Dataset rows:
● ● ● ● ●
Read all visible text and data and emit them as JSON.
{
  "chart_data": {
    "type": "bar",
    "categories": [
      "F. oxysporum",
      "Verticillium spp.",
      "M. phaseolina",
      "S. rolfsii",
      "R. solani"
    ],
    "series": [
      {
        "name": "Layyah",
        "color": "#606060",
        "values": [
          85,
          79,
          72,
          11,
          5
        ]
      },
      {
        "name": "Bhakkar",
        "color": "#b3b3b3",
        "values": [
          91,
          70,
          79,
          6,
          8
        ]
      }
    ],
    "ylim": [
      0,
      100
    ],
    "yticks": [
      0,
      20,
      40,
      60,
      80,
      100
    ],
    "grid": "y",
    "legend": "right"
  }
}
● ● ● ● ●
Written problem: Give the complete listing a second time, exactly as it reads.

Response to this task:
Read all visible text and data and emit them as JSON.
{
  "chart_data": {
    "type": "bar",
    "categories": [
      "F. oxysporum",
      "Verticillium spp.",
      "M. phaseolina",
      "S. rolfsii",
      "R. solani"
    ],
    "series": [
      {
        "name": "Layyah",
        "color": "#606060",
        "values": [
          85,
          79,
          72,
          11,
          5
        ]
      },
      {
        "name": "Bhakkar",
        "color": "#b3b3b3",
        "values": [
          91,
          70,
          79,
          6,
          8
        ]
      }
    ],
    "ylim": [
      0,
      100
    ],
    "yticks": [
      0,
      20,
      40,
      60,
      80,
      100
    ],
    "grid": "y",
    "legend": "right"
  }
}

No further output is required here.